Exercise task:
Output every entry exactly, from the first line to the last.

Begin Records for this exercise

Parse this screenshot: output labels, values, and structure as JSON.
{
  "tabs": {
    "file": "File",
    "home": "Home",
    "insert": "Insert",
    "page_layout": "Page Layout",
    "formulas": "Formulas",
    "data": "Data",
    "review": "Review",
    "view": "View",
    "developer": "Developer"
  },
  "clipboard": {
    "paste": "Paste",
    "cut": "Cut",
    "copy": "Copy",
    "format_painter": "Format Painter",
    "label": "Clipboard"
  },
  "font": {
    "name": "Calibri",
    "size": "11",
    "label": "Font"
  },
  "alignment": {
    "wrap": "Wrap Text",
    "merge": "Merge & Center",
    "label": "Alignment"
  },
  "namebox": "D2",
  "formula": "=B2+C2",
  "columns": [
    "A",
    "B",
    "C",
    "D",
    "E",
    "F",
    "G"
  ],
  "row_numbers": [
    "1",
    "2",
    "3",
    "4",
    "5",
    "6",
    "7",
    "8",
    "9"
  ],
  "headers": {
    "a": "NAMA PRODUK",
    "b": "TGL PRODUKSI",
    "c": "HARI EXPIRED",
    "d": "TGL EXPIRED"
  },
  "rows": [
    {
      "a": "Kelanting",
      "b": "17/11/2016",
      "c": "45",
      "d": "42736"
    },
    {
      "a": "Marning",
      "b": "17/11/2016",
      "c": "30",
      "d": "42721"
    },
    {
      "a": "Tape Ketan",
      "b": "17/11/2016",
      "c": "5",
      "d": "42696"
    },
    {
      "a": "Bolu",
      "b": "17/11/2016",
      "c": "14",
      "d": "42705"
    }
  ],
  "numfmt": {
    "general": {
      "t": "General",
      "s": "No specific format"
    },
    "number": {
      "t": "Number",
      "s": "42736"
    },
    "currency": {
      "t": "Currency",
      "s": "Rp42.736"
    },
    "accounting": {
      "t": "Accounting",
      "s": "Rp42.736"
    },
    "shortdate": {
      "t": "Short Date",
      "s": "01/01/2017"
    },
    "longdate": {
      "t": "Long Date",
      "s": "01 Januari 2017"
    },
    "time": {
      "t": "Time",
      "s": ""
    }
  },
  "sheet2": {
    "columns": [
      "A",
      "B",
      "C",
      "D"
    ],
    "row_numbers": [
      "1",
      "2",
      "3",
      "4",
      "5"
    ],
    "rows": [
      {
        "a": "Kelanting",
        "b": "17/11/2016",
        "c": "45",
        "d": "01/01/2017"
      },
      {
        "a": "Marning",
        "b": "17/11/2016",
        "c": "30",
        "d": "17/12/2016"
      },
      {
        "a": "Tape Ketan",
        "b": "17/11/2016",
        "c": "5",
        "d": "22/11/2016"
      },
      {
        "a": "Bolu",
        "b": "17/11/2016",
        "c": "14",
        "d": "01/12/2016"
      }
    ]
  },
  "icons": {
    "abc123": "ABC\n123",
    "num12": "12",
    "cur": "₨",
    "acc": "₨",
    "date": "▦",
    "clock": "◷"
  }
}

End Records for this exercise

In response:
Parse this screenshot: output labels, values, and structure as JSON.
{
  "tabs": {
    "file": "File",
    "home": "Home",
    "insert": "Insert",
    "page_layout": "Page Layout",
    "formulas": "Formulas",
    "data": "Data",
    "review": "Review",
    "view": "View",
    "developer": "Developer"
  },
  "clipboard": {
    "paste": "Paste",
    "cut": "Cut",
    "copy": "Copy",
    "format_painter": "Format Painter",
    "label": "Clipboard"
  },
  "font": {
    "name": "Calibri",
    "size": "11",
    "label": "Font"
  },
  "alignment": {
    "wrap": "Wrap Text",
    "merge": "Merge & Center",
    "label": "Alignment"
  },
  "namebox": "D2",
  "formula": "=B2+C2",
  "columns": [
    "A",
    "B",
    "C",
    "D",
    "E",
    "F",
    "G"
  ],
  "row_numbers": [
    "1",
    "2",
    "3",
    "4",
    "5",
    "6",
    "7",
    "8",
    "9"
  ],
  "headers": {
    "a": "NAMA PRODUK",
    "b": "TGL PRODUKSI",
    "c": "HARI EXPIRED",
    "d": "TGL EXPIRED"
  },
  "rows": [
    {
      "a": "Kelanting",
      "b": "17/11/2016",
      "c": "45",
      "d": "42736"
    },
    {
      "a": "Marning",
      "b": "17/11/2016",
      "c": "30",
      "d": "42721"
    },
    {
      "a": "Tape Ketan",
      "b": "17/11/2016",
      "c": "5",
      "d": "42696"
    },
    {
      "a": "Bolu",
      "b": "17/11/2016",
      "c": "14",
      "d": "42705"
    }
  ],
  "numfmt": {
    "general": {
      "t": "General",
      "s": "No specific format"
    },
    "number": {
      "t": "Number",
      "s": "42736"
    },
    "currency": {
      "t": "Currency",
      "s": "Rp42.736"
    },
    "accounting": {
      "t": "Accounting",
      "s": "Rp42.736"
    },
    "shortdate": {
      "t": "Short Date",
      "s": "01/01/2017"
    },
    "longdate": {
      "t": "Long Date",
      "s": "01 Januari 2017"
    },
    "time": {
      "t": "Time",
      "s": ""
    }
  },
  "sheet2": {
    "columns": [
      "A",
      "B",
      "C",
      "D"
    ],
    "row_numbers": [
      "1",
      "2",
      "3",
      "4",
      "5"
    ],
    "rows": [
      {
        "a": "Kelanting",
        "b": "17/11/2016",
        "c": "45",
        "d": "01/01/2017"
      },
      {
        "a": "Marning",
        "b": "17/11/2016",
        "c": "30",
        "d": "17/12/2016"
      },
      {
        "a": "Tape Ketan",
        "b": "17/11/2016",
        "c": "5",
        "d": "22/11/2016"
      },
      {
        "a": "Bolu",
        "b": "17/11/2016",
        "c": "14",
        "d": "01/12/2016"
      }
    ]
  },
  "icons": {
    "abc123": "ABC\n123",
    "num12": "12",
    "cur": "₨",
    "acc": "₨",
    "date": "▦",
    "clock": "◷"
  }
}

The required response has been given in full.